_YOUR GOAL_
Show every line in the entries below where the word "icon" appears.

═════ AVAILABLE DATA

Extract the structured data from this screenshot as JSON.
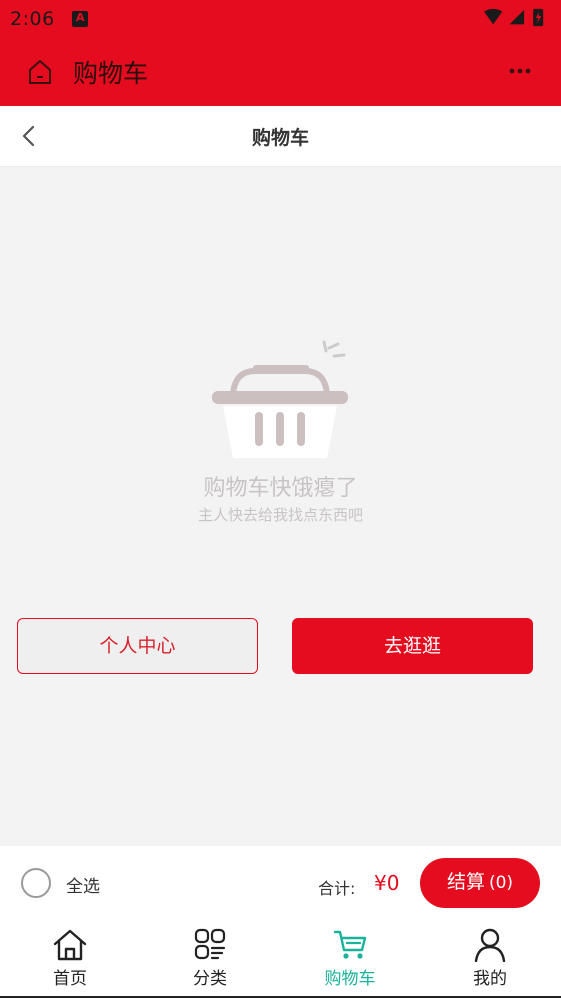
{
  "status_bar": {
    "time": "2:06"
  },
  "app_bar": {
    "title": "购物车",
    "home_icon": "home-icon",
    "more_icon": "more-icon"
  },
  "nav_bar": {
    "title": "购物车",
    "back_icon": "chevron-left-icon"
  },
  "empty_state": {
    "icon": "basket-icon",
    "title": "购物车快饿瘪了",
    "subtitle": "主人快去给我找点东西吧"
  },
  "buttons": {
    "personal_center": "个人中心",
    "go_shopping": "去逛逛"
  },
  "checkout": {
    "select_all": "全选",
    "total_label": "合计:",
    "total_value": "¥0",
    "pay_label": "结算",
    "pay_count": "(0)"
  },
  "tabbar": {
    "items": [
      {
        "label": "首页",
        "icon": "home-icon",
        "active": false
      },
      {
        "label": "分类",
        "icon": "category-icon",
        "active": false
      },
      {
        "label": "购物车",
        "icon": "cart-icon",
        "active": true
      },
      {
        "label": "我的",
        "icon": "user-icon",
        "active": false
      }
    ]
  },
  "colors": {
    "brand_red": "#e50c1f",
    "active_tab": "#18b39a"
  }
}
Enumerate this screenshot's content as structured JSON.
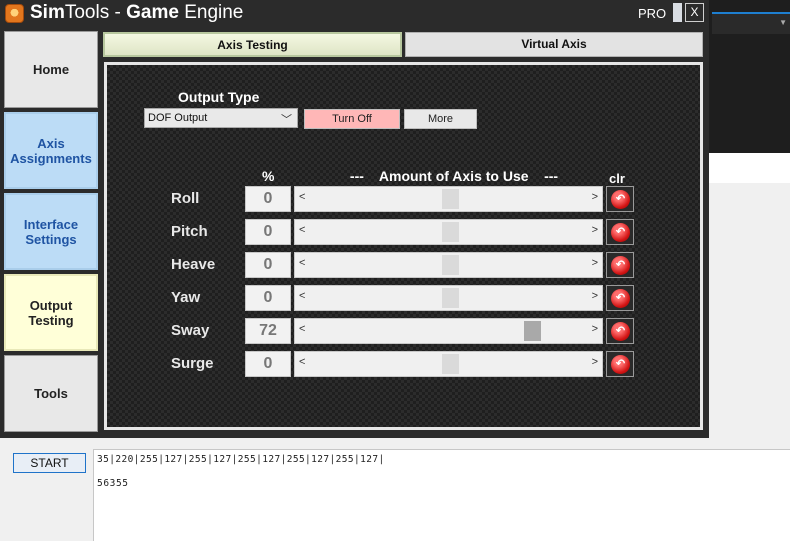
{
  "window": {
    "title_part1": "Sim",
    "title_part2": "Tools - ",
    "title_part3": "Game",
    "title_part4": " Engine",
    "pro_label": "PRO",
    "close_label": "X"
  },
  "nav": {
    "home": "Home",
    "axis_assignments": [
      "Axis",
      "Assignments"
    ],
    "interface_settings": [
      "Interface",
      "Settings"
    ],
    "output_testing": [
      "Output",
      "Testing"
    ],
    "tools": "Tools"
  },
  "tabs": {
    "axis_testing": "Axis Testing",
    "virtual_axis": "Virtual Axis"
  },
  "panel": {
    "output_type_label": "Output Type",
    "output_type_value": "DOF Output",
    "turn_off_label": "Turn Off",
    "more_label": "More",
    "percent_header": "%",
    "amount_header": "---    Amount of Axis to Use    ---",
    "clr_header": "clr",
    "axes": [
      {
        "label": "Roll",
        "value": "0",
        "level": 0
      },
      {
        "label": "Pitch",
        "value": "0",
        "level": 0
      },
      {
        "label": "Heave",
        "value": "0",
        "level": 0
      },
      {
        "label": "Yaw",
        "value": "0",
        "level": 0
      },
      {
        "label": "Sway",
        "value": "72",
        "level": 72
      },
      {
        "label": "Surge",
        "value": "0",
        "level": 0
      }
    ]
  },
  "bottom": {
    "start_label": "START",
    "log_line1": "35|220|255|127|255|127|255|127|255|127|255|127|",
    "log_line2": "56355"
  }
}
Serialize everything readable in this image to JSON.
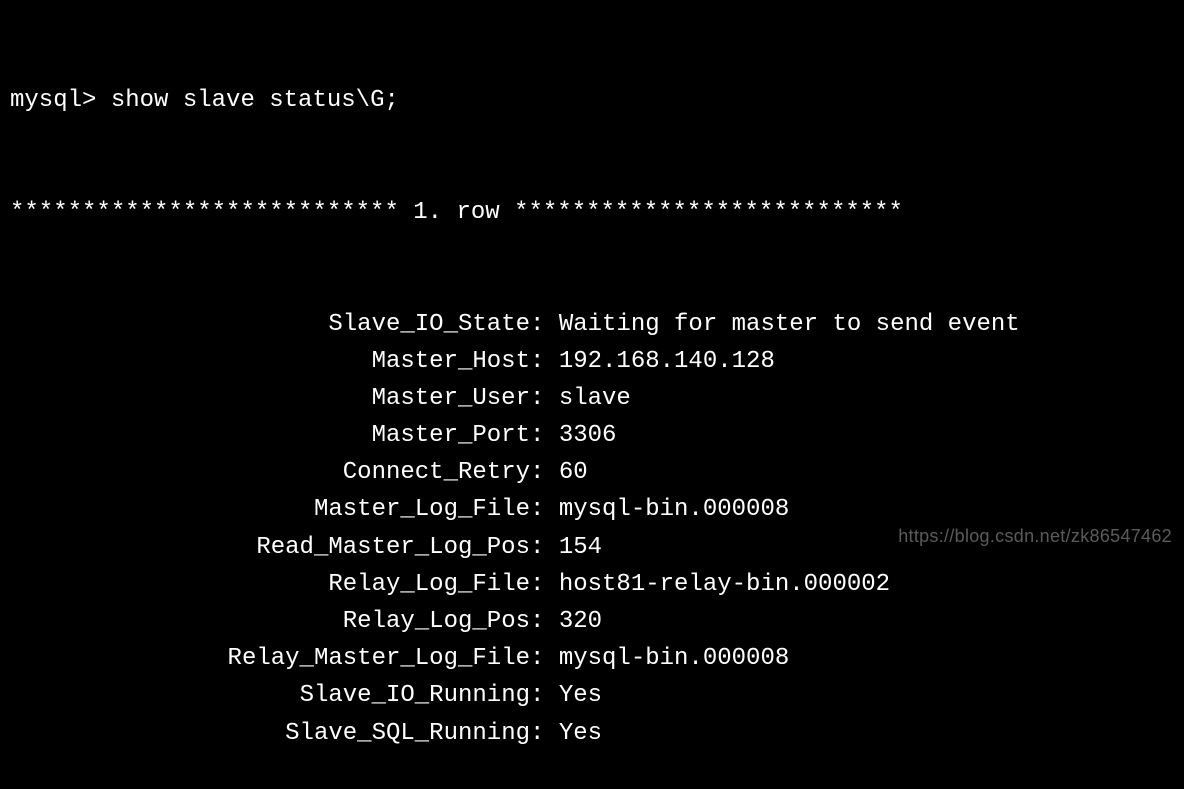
{
  "terminal": {
    "prompt": "mysql> ",
    "command": "show slave status\\G;",
    "row_header": {
      "stars_left": "*************************** ",
      "label": "1. row",
      "stars_right": " ***************************"
    },
    "fields": [
      {
        "key": "Slave_IO_State",
        "value": "Waiting for master to send event"
      },
      {
        "key": "Master_Host",
        "value": "192.168.140.128"
      },
      {
        "key": "Master_User",
        "value": "slave"
      },
      {
        "key": "Master_Port",
        "value": "3306"
      },
      {
        "key": "Connect_Retry",
        "value": "60"
      },
      {
        "key": "Master_Log_File",
        "value": "mysql-bin.000008"
      },
      {
        "key": "Read_Master_Log_Pos",
        "value": "154"
      },
      {
        "key": "Relay_Log_File",
        "value": "host81-relay-bin.000002"
      },
      {
        "key": "Relay_Log_Pos",
        "value": "320"
      },
      {
        "key": "Relay_Master_Log_File",
        "value": "mysql-bin.000008"
      },
      {
        "key": "Slave_IO_Running",
        "value": "Yes"
      },
      {
        "key": "Slave_SQL_Running",
        "value": "Yes"
      }
    ]
  },
  "watermark": "https://blog.csdn.net/zk86547462"
}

══════════

_REPLY_
    "home_icon": "home-icon",
    "more_icon": "more-icon"
    "back_icon": "chevron-left-icon"
    "icon": "basket-icon",
        "icon": "home-icon",
        "icon": "category-icon",
        "icon": "cart-icon",
        "icon": "user-icon",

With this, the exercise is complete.